Using the listing below, report all lines holding the word "background".

────────────────────

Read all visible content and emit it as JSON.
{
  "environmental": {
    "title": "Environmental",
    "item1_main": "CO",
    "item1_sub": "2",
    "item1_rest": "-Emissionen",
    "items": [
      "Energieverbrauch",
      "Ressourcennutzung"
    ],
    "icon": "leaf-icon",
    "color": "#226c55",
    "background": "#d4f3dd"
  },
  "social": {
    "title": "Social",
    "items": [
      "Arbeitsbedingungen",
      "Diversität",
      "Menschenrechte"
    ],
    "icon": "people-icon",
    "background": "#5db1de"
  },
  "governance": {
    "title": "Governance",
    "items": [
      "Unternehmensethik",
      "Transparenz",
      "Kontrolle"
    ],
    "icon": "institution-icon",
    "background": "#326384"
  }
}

────────────────────

■ Full response
    "background": "#d4f3dd"
    "background": "#5db1de"
    "background": "#326384"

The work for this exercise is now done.